=== THE PROBLEM ===
Filter this data down to the lines that hold "implementation", and copy them.
───── EXTRACTED MATERIAL
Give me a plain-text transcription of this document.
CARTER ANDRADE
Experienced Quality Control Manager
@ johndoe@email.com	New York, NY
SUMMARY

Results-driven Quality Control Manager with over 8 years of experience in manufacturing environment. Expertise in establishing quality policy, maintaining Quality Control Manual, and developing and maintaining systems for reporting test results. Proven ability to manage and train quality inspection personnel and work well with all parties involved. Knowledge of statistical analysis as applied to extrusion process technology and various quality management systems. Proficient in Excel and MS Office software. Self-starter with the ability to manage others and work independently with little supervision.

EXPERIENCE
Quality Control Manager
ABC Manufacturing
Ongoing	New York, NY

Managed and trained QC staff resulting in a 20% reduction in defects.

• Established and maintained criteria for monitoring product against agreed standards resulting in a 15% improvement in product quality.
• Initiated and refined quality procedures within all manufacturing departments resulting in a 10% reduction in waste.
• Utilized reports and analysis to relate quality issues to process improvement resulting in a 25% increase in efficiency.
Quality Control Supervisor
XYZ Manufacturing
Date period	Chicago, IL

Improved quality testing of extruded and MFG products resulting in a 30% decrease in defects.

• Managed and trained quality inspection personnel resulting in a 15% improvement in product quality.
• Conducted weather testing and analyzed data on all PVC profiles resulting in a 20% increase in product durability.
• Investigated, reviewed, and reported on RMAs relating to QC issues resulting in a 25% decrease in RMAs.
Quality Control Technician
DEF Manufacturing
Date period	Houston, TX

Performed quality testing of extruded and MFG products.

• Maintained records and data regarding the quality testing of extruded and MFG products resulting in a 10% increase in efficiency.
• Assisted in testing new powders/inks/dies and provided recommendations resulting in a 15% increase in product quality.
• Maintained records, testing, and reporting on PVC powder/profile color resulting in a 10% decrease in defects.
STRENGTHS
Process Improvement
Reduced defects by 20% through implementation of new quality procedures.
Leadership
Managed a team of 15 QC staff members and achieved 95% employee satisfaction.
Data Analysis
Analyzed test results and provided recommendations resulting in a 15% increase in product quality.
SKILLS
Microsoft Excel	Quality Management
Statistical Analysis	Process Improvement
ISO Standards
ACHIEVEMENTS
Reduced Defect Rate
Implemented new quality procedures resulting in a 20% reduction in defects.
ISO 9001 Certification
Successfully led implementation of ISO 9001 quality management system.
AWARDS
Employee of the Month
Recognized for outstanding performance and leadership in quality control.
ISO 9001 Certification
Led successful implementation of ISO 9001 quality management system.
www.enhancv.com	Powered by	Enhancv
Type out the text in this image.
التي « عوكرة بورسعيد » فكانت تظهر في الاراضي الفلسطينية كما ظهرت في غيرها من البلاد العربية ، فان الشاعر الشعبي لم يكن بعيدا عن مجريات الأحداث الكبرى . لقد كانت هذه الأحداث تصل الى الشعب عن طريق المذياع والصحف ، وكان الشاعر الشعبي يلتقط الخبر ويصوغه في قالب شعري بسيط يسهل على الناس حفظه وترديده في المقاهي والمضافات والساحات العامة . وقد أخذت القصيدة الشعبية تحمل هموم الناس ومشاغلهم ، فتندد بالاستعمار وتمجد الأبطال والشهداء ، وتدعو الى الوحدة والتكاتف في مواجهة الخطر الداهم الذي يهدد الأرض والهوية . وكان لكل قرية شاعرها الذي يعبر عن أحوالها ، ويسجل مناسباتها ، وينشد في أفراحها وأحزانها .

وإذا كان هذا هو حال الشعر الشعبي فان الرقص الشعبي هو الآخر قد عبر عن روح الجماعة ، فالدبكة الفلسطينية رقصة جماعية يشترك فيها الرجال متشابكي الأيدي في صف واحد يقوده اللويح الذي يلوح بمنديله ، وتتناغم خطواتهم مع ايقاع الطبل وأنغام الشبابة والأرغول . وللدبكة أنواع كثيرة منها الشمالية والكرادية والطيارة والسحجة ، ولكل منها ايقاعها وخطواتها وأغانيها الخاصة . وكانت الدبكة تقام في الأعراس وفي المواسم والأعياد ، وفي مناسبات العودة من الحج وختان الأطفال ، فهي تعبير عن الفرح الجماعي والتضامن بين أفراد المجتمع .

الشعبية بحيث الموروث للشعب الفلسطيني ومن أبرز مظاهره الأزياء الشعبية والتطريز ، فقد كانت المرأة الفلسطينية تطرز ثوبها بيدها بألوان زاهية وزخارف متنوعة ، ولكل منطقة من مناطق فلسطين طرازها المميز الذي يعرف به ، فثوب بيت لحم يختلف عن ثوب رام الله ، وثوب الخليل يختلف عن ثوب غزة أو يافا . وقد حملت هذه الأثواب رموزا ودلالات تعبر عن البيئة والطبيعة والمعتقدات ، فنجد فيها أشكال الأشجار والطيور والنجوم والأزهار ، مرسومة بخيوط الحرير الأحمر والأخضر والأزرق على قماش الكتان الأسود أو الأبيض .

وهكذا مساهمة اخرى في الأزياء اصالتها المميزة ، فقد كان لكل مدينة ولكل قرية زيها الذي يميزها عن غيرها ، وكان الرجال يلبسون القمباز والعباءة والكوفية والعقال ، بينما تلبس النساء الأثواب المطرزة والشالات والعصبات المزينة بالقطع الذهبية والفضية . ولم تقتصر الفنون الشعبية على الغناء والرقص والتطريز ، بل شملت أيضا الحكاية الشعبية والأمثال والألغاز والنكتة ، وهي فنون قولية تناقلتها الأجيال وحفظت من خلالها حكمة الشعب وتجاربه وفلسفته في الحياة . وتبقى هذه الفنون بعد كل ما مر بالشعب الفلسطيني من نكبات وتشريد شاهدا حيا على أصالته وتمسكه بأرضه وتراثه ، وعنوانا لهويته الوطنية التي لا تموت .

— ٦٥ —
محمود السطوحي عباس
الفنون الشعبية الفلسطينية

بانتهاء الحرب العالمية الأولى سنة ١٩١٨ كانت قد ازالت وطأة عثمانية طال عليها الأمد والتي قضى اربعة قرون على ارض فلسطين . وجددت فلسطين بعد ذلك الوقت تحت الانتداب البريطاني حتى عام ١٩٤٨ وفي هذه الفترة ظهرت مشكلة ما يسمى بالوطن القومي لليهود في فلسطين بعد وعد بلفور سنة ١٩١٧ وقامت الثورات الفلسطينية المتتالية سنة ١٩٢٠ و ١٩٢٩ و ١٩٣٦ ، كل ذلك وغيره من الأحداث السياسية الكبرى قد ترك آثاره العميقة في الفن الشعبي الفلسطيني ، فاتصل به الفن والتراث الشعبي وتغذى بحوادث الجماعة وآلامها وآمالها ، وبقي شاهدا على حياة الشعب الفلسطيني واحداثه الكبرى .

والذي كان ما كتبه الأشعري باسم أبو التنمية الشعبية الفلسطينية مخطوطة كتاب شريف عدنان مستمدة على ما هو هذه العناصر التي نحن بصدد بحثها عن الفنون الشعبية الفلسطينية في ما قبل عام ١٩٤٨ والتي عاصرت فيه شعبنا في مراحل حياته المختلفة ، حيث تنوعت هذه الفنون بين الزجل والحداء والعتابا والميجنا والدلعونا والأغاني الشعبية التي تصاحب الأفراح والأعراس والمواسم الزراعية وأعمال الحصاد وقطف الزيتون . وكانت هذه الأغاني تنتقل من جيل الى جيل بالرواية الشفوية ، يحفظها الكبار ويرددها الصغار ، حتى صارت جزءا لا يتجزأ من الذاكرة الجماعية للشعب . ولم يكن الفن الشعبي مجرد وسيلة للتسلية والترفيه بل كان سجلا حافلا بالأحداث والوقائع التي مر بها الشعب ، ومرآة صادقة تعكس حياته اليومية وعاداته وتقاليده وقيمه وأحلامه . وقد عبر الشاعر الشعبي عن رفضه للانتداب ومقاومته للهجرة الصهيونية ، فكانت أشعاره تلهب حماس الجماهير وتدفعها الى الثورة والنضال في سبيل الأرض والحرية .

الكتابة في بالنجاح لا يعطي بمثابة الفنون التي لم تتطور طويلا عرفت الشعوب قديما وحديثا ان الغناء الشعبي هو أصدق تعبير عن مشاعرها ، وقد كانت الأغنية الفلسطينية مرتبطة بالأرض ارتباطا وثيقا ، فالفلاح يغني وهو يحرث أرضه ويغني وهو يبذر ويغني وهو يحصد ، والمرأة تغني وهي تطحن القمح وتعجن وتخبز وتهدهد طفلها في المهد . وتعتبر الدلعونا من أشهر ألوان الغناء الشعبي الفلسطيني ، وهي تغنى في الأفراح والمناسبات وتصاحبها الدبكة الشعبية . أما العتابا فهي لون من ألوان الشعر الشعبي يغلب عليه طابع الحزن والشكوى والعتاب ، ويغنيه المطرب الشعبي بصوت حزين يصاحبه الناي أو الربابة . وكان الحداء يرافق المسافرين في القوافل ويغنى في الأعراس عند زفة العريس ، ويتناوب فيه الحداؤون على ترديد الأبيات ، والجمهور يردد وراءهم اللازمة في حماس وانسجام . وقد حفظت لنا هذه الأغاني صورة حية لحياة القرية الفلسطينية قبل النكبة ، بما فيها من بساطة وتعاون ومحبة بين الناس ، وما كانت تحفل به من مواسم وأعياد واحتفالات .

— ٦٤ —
──────────
=== ANSWER BELOW ===
Reduced defects by 20% through implementation of new quality procedures.
Successfully led implementation of ISO 9001 quality management system.
Led successful implementation of ISO 9001 quality management system.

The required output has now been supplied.